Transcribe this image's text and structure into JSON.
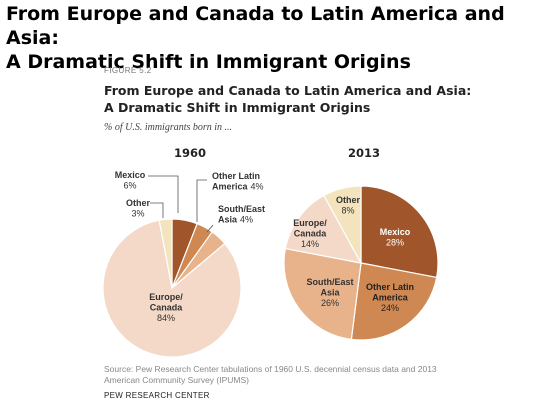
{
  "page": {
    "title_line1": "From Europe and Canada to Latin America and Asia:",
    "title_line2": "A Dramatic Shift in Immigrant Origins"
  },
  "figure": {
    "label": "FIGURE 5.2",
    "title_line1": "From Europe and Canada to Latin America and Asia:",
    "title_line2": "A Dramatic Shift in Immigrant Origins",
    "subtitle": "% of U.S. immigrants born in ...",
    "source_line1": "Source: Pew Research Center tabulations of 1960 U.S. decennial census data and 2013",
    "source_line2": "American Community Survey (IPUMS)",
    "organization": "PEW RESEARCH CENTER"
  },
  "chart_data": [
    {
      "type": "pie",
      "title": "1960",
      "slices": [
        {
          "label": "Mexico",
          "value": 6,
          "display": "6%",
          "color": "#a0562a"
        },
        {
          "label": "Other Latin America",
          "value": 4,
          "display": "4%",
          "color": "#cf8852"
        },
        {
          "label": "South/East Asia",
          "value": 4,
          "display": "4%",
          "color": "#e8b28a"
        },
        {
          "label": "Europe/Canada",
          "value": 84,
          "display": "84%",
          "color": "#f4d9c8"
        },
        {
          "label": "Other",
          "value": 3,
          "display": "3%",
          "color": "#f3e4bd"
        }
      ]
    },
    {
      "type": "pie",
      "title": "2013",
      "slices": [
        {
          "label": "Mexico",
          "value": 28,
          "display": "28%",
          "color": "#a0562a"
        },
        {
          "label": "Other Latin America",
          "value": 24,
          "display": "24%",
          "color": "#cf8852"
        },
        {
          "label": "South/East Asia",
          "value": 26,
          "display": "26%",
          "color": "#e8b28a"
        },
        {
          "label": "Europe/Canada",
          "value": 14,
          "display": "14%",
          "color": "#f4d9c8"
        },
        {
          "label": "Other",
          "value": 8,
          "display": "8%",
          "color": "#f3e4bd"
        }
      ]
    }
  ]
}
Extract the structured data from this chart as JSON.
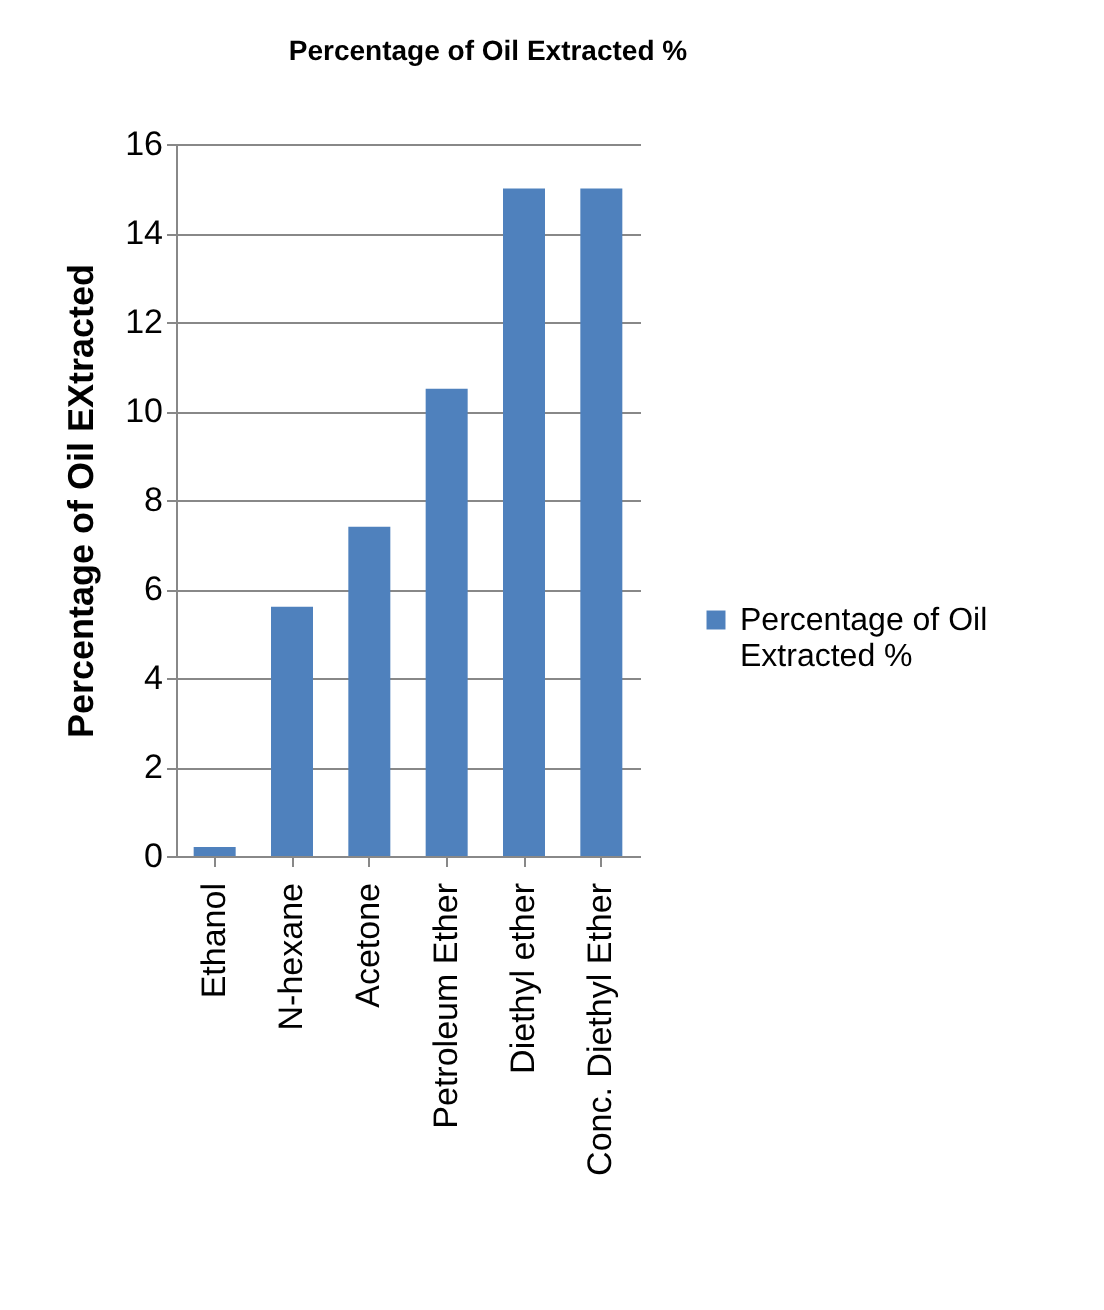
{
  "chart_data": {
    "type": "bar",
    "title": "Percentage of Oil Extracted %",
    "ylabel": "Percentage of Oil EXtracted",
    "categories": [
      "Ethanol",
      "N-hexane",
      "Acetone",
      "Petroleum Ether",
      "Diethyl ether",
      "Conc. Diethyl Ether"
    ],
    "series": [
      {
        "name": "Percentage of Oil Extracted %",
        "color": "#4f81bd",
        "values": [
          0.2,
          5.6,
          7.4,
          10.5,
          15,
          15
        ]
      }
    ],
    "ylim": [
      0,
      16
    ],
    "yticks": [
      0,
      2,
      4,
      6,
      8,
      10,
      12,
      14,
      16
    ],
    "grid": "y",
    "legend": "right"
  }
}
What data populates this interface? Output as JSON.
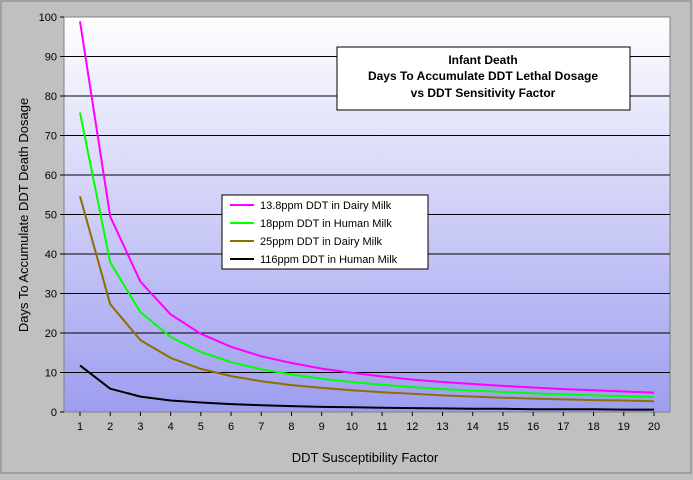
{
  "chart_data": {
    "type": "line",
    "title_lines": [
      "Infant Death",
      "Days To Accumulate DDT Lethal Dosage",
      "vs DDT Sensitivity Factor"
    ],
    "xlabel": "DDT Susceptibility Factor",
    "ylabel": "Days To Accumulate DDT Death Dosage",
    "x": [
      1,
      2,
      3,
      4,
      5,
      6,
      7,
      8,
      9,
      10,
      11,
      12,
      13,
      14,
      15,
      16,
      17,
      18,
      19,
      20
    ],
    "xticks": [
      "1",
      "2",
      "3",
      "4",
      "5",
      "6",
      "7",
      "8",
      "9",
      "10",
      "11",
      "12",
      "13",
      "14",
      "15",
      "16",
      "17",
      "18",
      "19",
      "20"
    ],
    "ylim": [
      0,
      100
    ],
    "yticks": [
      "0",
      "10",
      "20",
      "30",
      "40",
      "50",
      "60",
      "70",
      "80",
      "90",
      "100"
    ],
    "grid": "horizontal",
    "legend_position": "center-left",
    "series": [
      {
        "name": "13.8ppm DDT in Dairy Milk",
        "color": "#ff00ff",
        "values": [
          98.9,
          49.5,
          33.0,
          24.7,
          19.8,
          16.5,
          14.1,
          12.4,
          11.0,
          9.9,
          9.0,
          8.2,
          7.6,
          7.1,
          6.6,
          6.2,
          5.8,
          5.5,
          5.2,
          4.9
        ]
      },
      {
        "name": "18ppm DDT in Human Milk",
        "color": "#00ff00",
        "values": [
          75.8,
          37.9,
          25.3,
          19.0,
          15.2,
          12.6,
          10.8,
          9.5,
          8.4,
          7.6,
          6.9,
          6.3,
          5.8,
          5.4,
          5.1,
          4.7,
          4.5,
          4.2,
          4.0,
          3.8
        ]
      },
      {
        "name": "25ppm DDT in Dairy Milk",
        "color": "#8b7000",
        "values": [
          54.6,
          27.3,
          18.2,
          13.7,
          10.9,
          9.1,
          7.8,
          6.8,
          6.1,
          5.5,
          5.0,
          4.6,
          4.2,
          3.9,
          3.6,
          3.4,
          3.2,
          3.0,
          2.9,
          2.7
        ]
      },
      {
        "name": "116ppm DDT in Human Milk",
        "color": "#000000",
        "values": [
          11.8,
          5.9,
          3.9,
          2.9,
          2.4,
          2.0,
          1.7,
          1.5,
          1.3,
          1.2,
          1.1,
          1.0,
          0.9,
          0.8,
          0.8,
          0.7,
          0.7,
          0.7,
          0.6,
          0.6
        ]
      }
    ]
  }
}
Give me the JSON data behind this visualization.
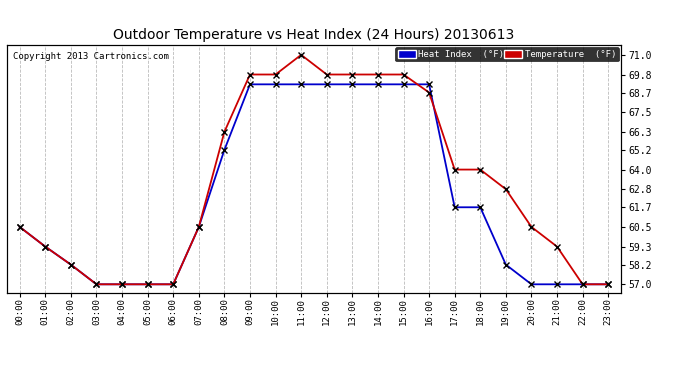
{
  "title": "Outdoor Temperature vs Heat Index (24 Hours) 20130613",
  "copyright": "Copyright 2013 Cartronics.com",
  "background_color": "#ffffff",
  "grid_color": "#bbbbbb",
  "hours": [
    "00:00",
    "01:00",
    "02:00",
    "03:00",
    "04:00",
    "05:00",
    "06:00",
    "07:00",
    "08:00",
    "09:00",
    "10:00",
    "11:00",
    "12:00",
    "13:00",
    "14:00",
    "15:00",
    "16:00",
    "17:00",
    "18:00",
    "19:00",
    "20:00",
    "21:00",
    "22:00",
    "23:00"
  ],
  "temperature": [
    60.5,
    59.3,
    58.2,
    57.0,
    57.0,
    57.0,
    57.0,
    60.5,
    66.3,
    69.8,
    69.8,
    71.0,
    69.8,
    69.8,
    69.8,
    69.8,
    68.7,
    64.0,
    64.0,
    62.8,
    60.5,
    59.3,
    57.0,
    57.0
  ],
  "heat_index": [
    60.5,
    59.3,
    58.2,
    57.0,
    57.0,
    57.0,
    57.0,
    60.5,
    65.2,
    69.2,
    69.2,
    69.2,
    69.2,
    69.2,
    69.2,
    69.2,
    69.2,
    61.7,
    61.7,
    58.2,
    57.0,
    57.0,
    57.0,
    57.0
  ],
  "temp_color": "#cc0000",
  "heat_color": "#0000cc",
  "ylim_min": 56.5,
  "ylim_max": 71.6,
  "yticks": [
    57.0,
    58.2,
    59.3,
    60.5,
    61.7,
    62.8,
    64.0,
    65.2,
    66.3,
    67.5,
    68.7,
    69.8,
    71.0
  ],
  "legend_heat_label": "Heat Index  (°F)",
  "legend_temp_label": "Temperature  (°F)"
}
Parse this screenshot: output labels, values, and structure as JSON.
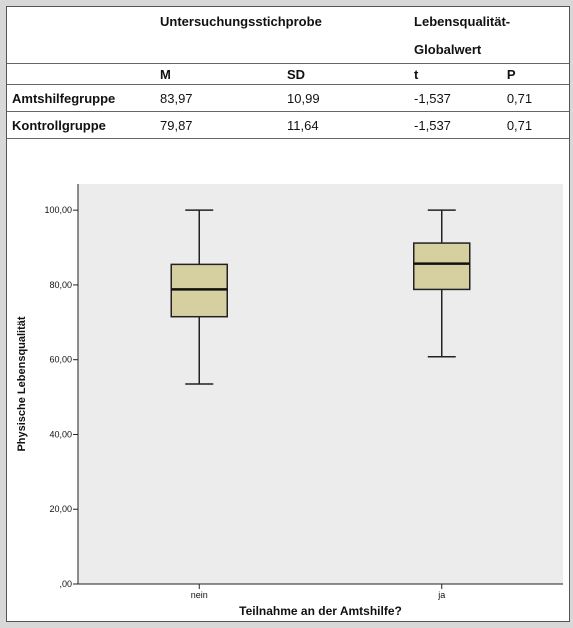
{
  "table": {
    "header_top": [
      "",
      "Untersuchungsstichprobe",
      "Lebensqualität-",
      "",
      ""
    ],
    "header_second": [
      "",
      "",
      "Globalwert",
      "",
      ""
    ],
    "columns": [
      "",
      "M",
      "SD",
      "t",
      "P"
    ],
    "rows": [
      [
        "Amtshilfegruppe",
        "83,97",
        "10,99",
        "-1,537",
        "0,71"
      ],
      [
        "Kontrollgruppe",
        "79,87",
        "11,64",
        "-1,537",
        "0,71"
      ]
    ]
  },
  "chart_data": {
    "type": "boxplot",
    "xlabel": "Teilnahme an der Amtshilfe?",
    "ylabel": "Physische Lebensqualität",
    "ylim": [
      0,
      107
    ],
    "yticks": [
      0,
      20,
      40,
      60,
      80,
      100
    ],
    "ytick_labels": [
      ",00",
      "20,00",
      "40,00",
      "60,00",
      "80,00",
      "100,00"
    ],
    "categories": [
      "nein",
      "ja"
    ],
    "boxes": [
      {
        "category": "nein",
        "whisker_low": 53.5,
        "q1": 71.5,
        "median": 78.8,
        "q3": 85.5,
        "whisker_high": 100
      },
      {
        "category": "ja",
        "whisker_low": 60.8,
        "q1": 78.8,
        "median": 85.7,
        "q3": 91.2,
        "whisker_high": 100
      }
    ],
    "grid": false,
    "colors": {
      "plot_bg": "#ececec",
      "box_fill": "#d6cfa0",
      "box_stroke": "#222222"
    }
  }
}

_____

Pick every line with "type" in it and copy it.

RESULT OF THE TASK =>
      "type": "pie",
      "type": "pie",
    "type": "bar",
    "type": "line",
    "type": "boxplot",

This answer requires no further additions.